• **Prompt**
Write out each line in which the string "items" is present.

┌──

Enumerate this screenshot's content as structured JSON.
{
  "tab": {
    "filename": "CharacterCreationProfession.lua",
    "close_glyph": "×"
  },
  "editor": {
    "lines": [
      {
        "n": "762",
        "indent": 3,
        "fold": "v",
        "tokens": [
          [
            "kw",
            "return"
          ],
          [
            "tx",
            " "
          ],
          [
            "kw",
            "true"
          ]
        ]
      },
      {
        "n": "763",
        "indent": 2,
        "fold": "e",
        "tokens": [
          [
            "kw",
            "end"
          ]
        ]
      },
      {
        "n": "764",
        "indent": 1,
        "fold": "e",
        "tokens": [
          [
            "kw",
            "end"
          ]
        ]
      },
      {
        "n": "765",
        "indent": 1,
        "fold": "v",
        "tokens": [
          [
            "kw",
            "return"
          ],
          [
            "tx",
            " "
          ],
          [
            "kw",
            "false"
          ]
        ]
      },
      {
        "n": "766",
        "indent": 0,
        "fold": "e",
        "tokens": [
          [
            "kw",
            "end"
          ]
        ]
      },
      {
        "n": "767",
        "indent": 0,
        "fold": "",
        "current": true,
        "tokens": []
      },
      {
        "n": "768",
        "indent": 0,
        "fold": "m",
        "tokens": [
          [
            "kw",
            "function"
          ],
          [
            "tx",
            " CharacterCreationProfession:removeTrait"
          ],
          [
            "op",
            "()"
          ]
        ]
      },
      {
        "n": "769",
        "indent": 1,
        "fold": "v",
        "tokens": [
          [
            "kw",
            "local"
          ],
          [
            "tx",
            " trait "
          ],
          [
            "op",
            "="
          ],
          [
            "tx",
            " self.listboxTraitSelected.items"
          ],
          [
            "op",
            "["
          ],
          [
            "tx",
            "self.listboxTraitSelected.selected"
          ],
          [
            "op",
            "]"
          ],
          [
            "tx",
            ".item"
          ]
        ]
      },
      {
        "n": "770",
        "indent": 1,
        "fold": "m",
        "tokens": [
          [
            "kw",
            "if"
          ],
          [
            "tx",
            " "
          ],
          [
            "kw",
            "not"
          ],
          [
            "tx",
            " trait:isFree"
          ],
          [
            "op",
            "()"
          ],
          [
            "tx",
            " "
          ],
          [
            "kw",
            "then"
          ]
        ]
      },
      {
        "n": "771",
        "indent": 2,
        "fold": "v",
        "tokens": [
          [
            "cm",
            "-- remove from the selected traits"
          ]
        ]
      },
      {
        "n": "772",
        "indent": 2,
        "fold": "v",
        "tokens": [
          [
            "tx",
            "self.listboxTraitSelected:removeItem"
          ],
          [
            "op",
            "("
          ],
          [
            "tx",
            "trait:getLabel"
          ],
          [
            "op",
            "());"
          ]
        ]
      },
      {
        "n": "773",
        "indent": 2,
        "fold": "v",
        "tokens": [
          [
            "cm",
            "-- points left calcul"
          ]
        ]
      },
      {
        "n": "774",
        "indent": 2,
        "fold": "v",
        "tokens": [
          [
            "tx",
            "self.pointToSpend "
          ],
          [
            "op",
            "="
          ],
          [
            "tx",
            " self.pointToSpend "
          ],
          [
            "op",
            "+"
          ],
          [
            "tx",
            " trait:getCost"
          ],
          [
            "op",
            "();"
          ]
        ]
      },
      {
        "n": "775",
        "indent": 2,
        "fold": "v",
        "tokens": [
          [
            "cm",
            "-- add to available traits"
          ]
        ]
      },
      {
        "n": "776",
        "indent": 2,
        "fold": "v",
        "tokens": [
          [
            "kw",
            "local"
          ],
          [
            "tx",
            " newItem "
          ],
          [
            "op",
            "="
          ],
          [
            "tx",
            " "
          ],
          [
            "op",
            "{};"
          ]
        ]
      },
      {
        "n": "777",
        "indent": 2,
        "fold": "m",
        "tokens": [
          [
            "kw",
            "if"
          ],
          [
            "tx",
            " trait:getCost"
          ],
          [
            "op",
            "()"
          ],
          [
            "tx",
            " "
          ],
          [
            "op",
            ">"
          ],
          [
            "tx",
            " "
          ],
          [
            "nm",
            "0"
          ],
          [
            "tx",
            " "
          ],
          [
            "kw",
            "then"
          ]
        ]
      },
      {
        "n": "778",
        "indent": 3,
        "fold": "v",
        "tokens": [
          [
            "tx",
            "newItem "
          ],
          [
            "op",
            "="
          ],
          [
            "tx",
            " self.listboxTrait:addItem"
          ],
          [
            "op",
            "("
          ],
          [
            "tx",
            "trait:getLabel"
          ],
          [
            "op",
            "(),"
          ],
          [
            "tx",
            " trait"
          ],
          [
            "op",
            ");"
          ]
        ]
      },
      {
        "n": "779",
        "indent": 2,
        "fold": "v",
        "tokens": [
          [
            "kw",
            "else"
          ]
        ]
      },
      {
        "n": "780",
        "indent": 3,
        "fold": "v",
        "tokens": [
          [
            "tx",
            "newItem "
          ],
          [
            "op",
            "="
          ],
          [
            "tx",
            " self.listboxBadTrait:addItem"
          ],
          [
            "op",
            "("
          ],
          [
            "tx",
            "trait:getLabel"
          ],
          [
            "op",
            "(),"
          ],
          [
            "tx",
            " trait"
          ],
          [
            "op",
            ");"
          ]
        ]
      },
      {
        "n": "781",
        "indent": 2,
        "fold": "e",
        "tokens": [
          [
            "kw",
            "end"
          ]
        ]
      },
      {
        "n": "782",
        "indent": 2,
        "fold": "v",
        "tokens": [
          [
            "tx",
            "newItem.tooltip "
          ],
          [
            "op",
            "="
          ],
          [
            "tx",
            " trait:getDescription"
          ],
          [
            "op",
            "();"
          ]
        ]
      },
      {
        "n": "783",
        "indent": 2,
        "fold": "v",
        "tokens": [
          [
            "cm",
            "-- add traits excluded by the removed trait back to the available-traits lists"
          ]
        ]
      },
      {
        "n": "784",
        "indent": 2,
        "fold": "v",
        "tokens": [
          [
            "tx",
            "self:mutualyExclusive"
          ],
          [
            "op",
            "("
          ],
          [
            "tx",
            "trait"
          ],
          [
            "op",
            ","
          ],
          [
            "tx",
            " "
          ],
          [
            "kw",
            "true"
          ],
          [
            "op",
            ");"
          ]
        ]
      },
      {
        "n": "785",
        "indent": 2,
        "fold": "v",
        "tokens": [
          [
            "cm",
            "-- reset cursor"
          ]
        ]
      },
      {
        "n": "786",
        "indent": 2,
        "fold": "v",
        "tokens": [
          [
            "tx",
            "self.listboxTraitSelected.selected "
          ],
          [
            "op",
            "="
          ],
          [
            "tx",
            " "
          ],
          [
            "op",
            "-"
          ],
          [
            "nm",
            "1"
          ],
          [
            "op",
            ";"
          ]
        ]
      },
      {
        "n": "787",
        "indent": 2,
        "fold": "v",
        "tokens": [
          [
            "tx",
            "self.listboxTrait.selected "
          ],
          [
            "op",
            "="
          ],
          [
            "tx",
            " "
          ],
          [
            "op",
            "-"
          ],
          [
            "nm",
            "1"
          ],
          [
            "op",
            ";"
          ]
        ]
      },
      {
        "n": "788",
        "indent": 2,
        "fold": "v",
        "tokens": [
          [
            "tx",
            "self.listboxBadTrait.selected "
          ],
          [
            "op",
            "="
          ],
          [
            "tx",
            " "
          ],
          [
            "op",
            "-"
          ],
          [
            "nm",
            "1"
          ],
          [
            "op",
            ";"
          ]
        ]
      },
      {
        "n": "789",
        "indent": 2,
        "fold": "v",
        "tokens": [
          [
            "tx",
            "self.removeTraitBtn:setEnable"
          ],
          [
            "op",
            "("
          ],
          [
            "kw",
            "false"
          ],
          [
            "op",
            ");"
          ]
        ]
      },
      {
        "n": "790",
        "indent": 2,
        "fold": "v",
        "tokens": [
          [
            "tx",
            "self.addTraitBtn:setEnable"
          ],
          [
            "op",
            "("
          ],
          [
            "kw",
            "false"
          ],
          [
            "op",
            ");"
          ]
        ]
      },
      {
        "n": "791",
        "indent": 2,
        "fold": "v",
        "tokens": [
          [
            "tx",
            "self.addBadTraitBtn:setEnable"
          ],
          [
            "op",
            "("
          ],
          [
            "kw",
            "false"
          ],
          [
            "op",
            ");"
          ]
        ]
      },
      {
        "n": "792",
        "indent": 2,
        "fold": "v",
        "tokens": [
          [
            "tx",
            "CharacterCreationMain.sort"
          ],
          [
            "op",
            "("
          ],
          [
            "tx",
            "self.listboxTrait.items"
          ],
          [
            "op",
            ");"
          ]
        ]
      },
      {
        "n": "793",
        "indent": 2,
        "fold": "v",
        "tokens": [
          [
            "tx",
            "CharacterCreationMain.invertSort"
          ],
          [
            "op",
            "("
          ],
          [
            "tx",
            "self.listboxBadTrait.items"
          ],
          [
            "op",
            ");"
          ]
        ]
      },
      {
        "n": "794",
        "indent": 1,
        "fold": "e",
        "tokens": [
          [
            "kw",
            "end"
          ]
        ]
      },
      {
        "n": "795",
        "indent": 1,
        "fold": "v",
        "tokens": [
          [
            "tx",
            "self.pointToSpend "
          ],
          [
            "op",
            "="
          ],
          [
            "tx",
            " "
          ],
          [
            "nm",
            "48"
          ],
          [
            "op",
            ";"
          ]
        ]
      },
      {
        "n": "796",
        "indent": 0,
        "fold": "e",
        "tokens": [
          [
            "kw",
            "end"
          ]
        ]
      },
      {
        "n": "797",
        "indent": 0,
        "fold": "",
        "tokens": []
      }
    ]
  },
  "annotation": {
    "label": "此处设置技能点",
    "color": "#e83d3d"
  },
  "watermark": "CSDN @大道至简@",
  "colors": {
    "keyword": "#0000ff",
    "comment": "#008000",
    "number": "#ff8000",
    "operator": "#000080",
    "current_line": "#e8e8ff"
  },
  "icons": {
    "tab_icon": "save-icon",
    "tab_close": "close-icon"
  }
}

└──

• **Answer to the problem**
            " self.listboxTraitSelected.items"
            "self.listboxTrait.items"
            "self.listboxBadTrait.items"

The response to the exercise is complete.